* What you should do
Give only the number of lines in the listing below where the string "users" occurs.

* Material to process

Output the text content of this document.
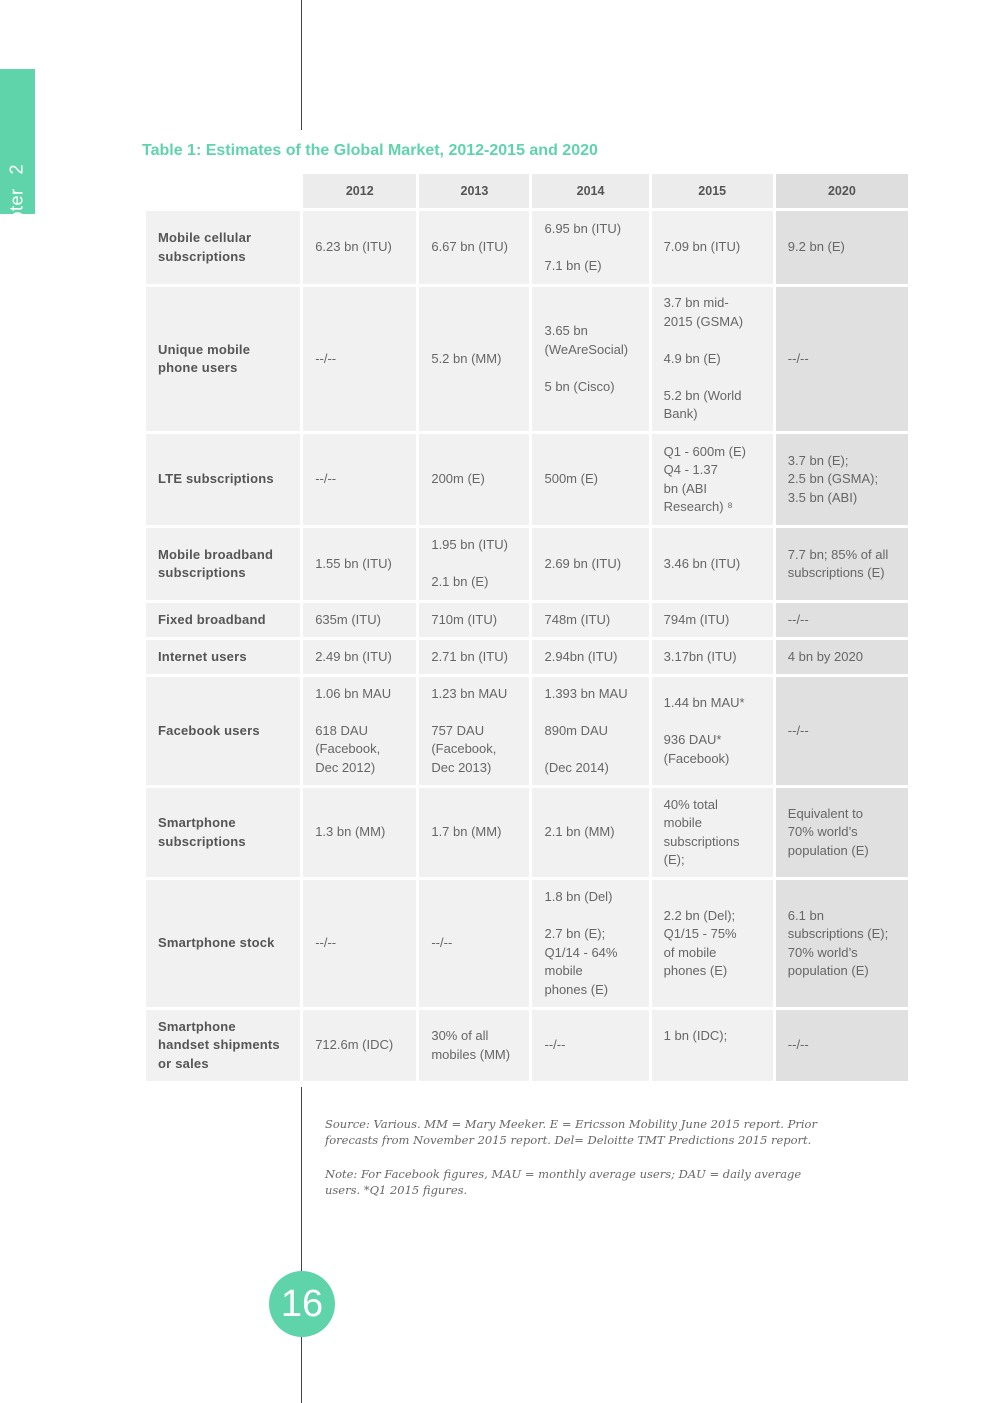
Chapter2
Table 1: Estimates of the Global Market, 2012-2015 and 2020
	2012	2013	2014	2015	2020
Mobile cellular
subscriptions	6.23 bn (ITU)	6.67 bn (ITU)	6.95 bn (ITU)

7.1 bn (E)	7.09 bn (ITU)	9.2 bn (E)
Unique mobile
phone users	--/--	5.2 bn (MM)	3.65 bn
(WeAreSocial)

5 bn (Cisco)	3.7 bn mid-
2015 (GSMA)

4.9 bn (E)

5.2 bn (World
Bank)	--/--
LTE subscriptions	--/--	200m (E)	500m (E)	Q1 - 600m (E)
Q4 - 1.37
bn (ABI
Research) ⁸	3.7 bn (E);
2.5 bn (GSMA);
3.5 bn (ABI)
Mobile broadband
subscriptions	1.55 bn (ITU)	1.95 bn (ITU)

2.1 bn (E)	2.69 bn (ITU)	3.46 bn (ITU)	7.7 bn; 85% of all
subscriptions (E)
Fixed broadband	635m (ITU)	710m (ITU)	748m (ITU)	794m (ITU)	--/--
Internet users	2.49 bn (ITU)	2.71 bn (ITU)	2.94bn (ITU)	3.17bn (ITU)	4 bn by 2020
Facebook users	1.06 bn MAU

618 DAU
(Facebook,
Dec 2012)	1.23 bn MAU

757 DAU
(Facebook,
Dec 2013)	1.393 bn MAU

890m DAU

(Dec 2014)	1.44 bn MAU*

936 DAU*
(Facebook)	--/--
Smartphone
subscriptions	1.3 bn (MM)	1.7 bn (MM)	2.1 bn (MM)	40% total
mobile
subscriptions
(E);	Equivalent to
70% world’s
population (E)
Smartphone stock	--/--	--/--	1.8 bn (Del)

2.7 bn (E);
Q1/14 - 64%
mobile
phones (E)	2.2 bn (Del);
Q1/15 - 75%
of mobile
phones (E)	6.1 bn
subscriptions (E);
70% world’s
population (E)
Smartphone
handset shipments
or sales	712.6m (IDC)	30% of all
mobiles (MM)	--/--	1 bn (IDC);	--/--

Source: Various. MM = Mary Meeker. E = Ericsson Mobility June 2015 report. Prior forecasts from November 2015 report. Del= Deloitte TMT Predictions 2015 report.

Note: For Facebook figures, MAU = monthly average users; DAU = daily average users. *Q1 2015 figures.

16
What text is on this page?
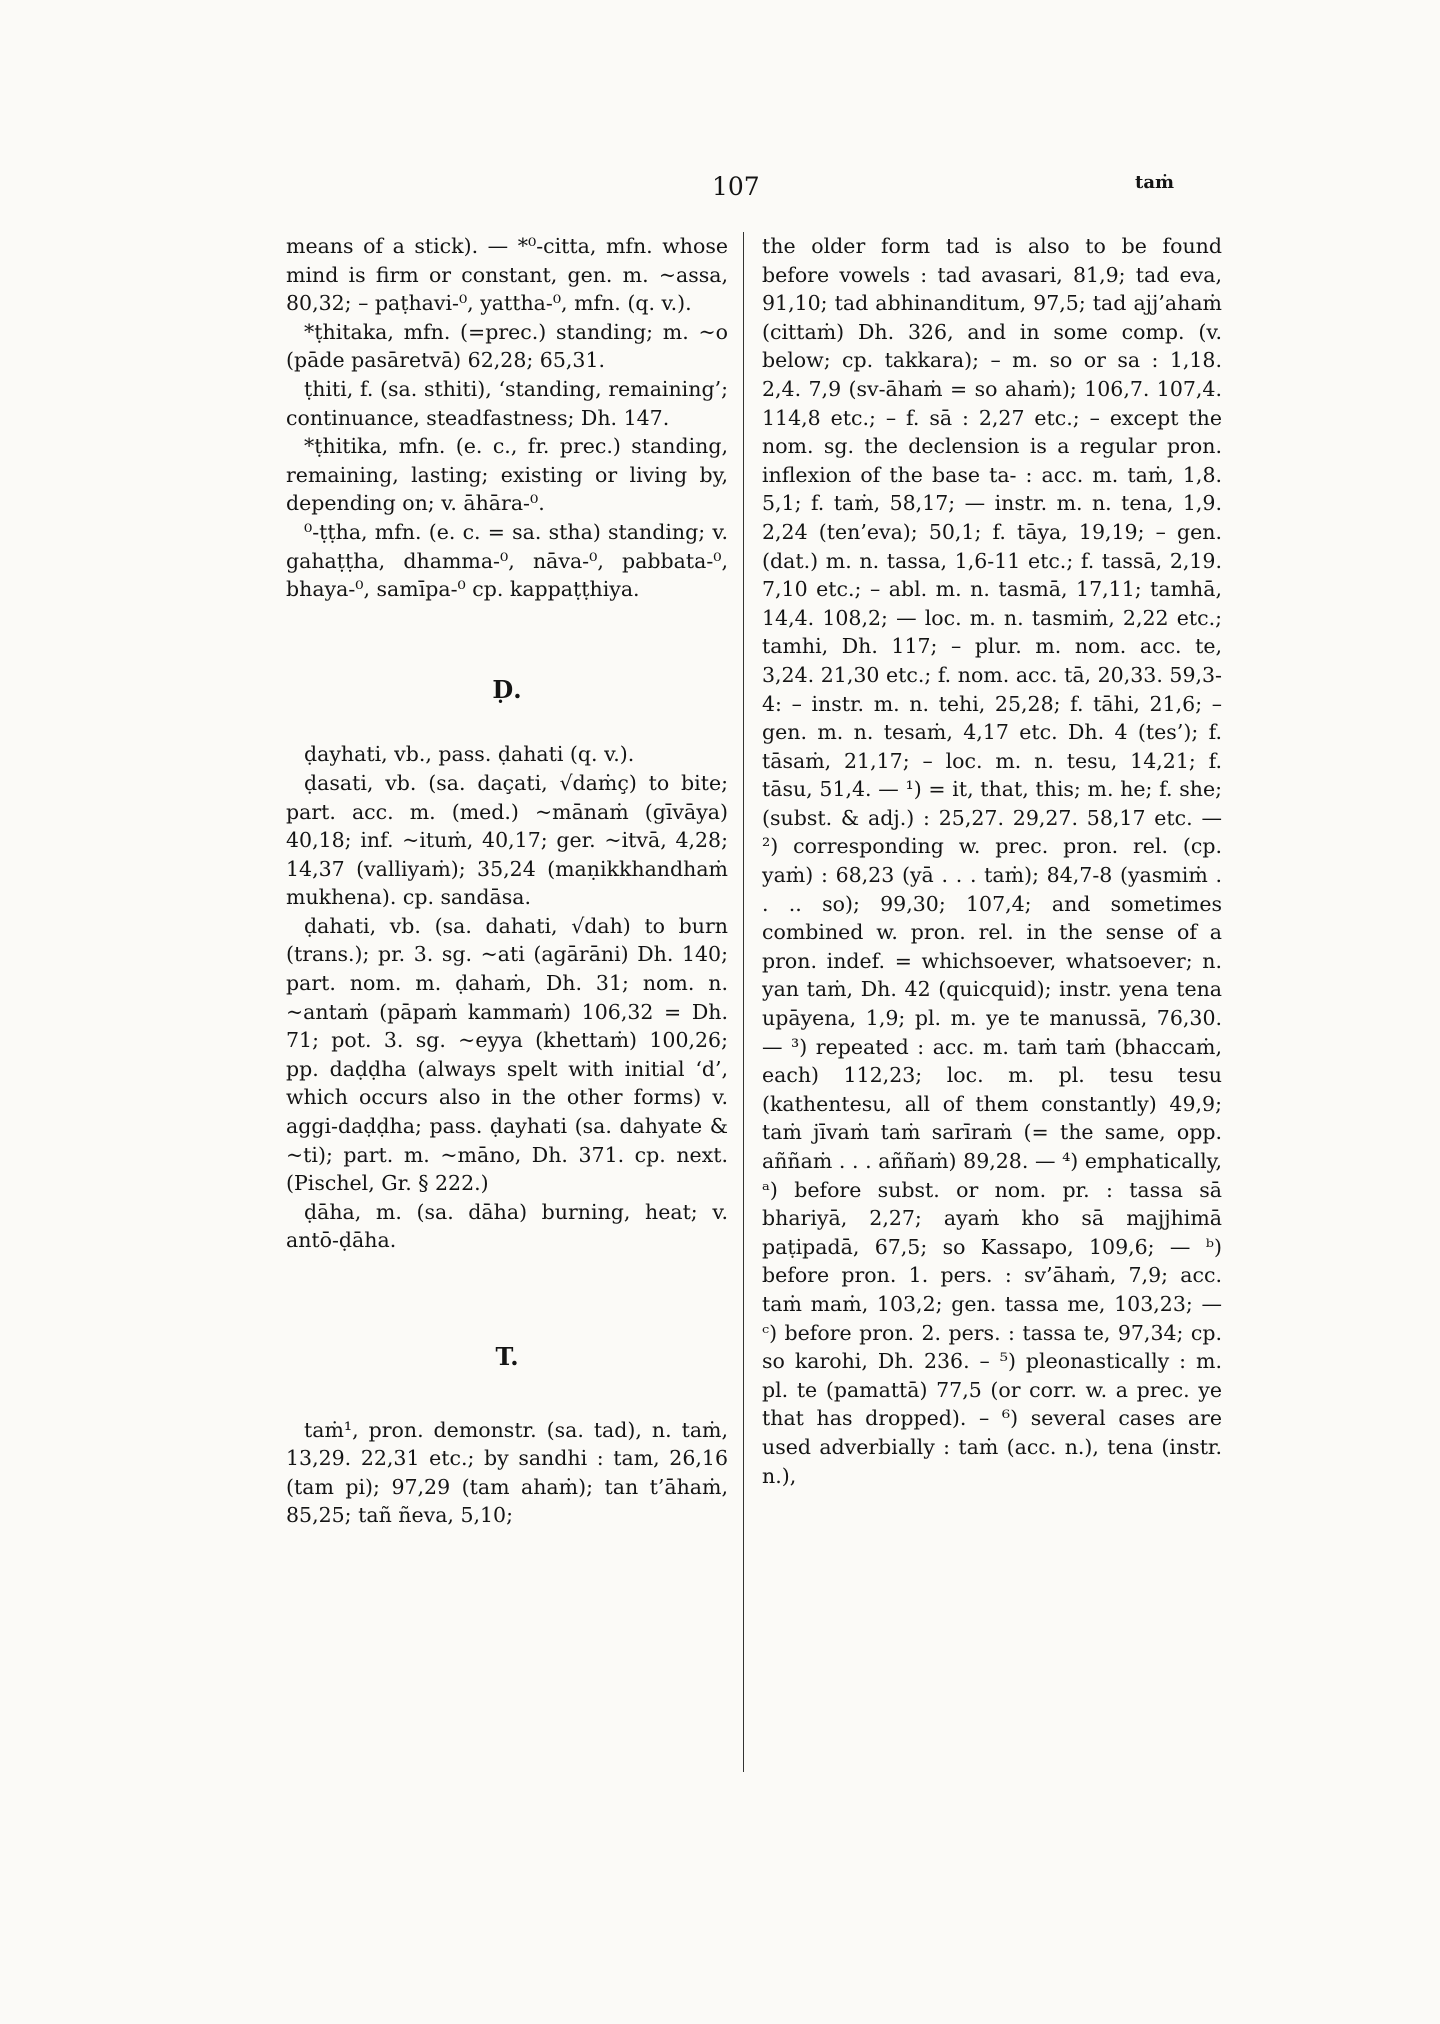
107	taṁ

means of a stick). — *⁰-citta, mfn. whose mind is firm or constant, gen. m. ~assa, 80,32; – paṭhavi-⁰, yattha-⁰, mfn. (q. v.).

*ṭhitaka, mfn. (=prec.) standing; m. ~o (pāde pasāretvā) 62,28; 65,31.

ṭhiti, f. (sa. sthiti), ‘standing, remaining’; continuance, steadfastness; Dh. 147.

*ṭhitika, mfn. (e. c., fr. prec.) standing, remaining, lasting; existing or living by, depending on; v. āhāra-⁰.

⁰-ṭṭha, mfn. (e. c. = sa. stha) standing; v. gahaṭṭha, dhamma-⁰, nāva-⁰, pabbata-⁰, bhaya-⁰, samīpa-⁰ cp. kappaṭṭhiya.

Ḍ.

ḍayhati, vb., pass. ḍahati (q. v.).

ḍasati, vb. (sa. daçati, √daṁç) to bite; part. acc. m. (med.) ~mānaṁ (gīvāya) 40,18; inf. ~ituṁ, 40,17; ger. ~itvā, 4,28; 14,37 (valliyaṁ); 35,24 (maṇikkhandhaṁ mukhena). cp. sandāsa.

ḍahati, vb. (sa. dahati, √dah) to burn (trans.); pr. 3. sg. ~ati (agārāni) Dh. 140; part. nom. m. ḍahaṁ, Dh. 31; nom. n. ~antaṁ (pāpaṁ kammaṁ) 106,32 = Dh. 71; pot. 3. sg. ~eyya (khettaṁ) 100,26; pp. daḍḍha (always spelt with initial ‘d’, which occurs also in the other forms) v. aggi-daḍḍha; pass. ḍayhati (sa. dahyate & ~ti); part. m. ~māno, Dh. 371. cp. next. (Pischel, Gr. § 222.)

ḍāha, m. (sa. dāha) burning, heat; v. antō-ḍāha.

T.

taṁ¹, pron. demonstr. (sa. tad), n. taṁ, 13,29. 22,31 etc.; by sandhi : tam, 26,16 (tam pi); 97,29 (tam ahaṁ); tan t’āhaṁ, 85,25; tañ ñeva, 5,10;

the older form tad is also to be found before vowels : tad avasari, 81,9; tad eva, 91,10; tad abhinanditum, 97,5; tad ajj’ahaṁ (cittaṁ) Dh. 326, and in some comp. (v. below; cp. takkara); – m. so or sa : 1,18. 2,4. 7,9 (sv-āhaṁ = so ahaṁ); 106,7. 107,4. 114,8 etc.; – f. sā : 2,27 etc.; – except the nom. sg. the declension is a regular pron. inflexion of the base ta- : acc. m. taṁ, 1,8. 5,1; f. taṁ, 58,17; — instr. m. n. tena, 1,9. 2,24 (ten’eva); 50,1; f. tāya, 19,19; – gen. (dat.) m. n. tassa, 1,6-11 etc.; f. tassā, 2,19. 7,10 etc.; – abl. m. n. tasmā, 17,11; tamhā, 14,4. 108,2; — loc. m. n. tasmiṁ, 2,22 etc.; tamhi, Dh. 117; – plur. m. nom. acc. te, 3,24. 21,30 etc.; f. nom. acc. tā, 20,33. 59,3-4: – instr. m. n. tehi, 25,28; f. tāhi, 21,6; – gen. m. n. tesaṁ, 4,17 etc. Dh. 4 (tes’); f. tāsaṁ, 21,17; – loc. m. n. tesu, 14,21; f. tāsu, 51,4. — ¹) = it, that, this; m. he; f. she; (subst. & adj.) : 25,27. 29,27. 58,17 etc. — ²) corresponding w. prec. pron. rel. (cp. yaṁ) : 68,23 (yā . . . taṁ); 84,7-8 (yasmiṁ . . .. so); 99,30; 107,4; and sometimes combined w. pron. rel. in the sense of a pron. indef. = whichsoever, whatsoever; n. yan taṁ, Dh. 42 (quicquid); instr. yena tena upāyena, 1,9; pl. m. ye te manussā, 76,30. — ³) repeated : acc. m. taṁ taṁ (bhaccaṁ, each) 112,23; loc. m. pl. tesu tesu (kathentesu, all of them constantly) 49,9; taṁ jīvaṁ taṁ sarīraṁ (= the same, opp. aññaṁ . . . aññaṁ) 89,28. — ⁴) emphatically, ᵃ) before subst. or nom. pr. : tassa sā bhariyā, 2,27; ayaṁ kho sā majjhimā paṭipadā, 67,5; so Kassapo, 109,6; — ᵇ) before pron. 1. pers. : sv’āhaṁ, 7,9; acc. taṁ maṁ, 103,2; gen. tassa me, 103,23; — ᶜ) before pron. 2. pers. : tassa te, 97,34; cp. so karohi, Dh. 236. – ⁵) pleonastically : m. pl. te (pamattā) 77,5 (or corr. w. a prec. ye that has dropped). – ⁶) several cases are used adverbially : taṁ (acc. n.), tena (instr. n.),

* Full answer
4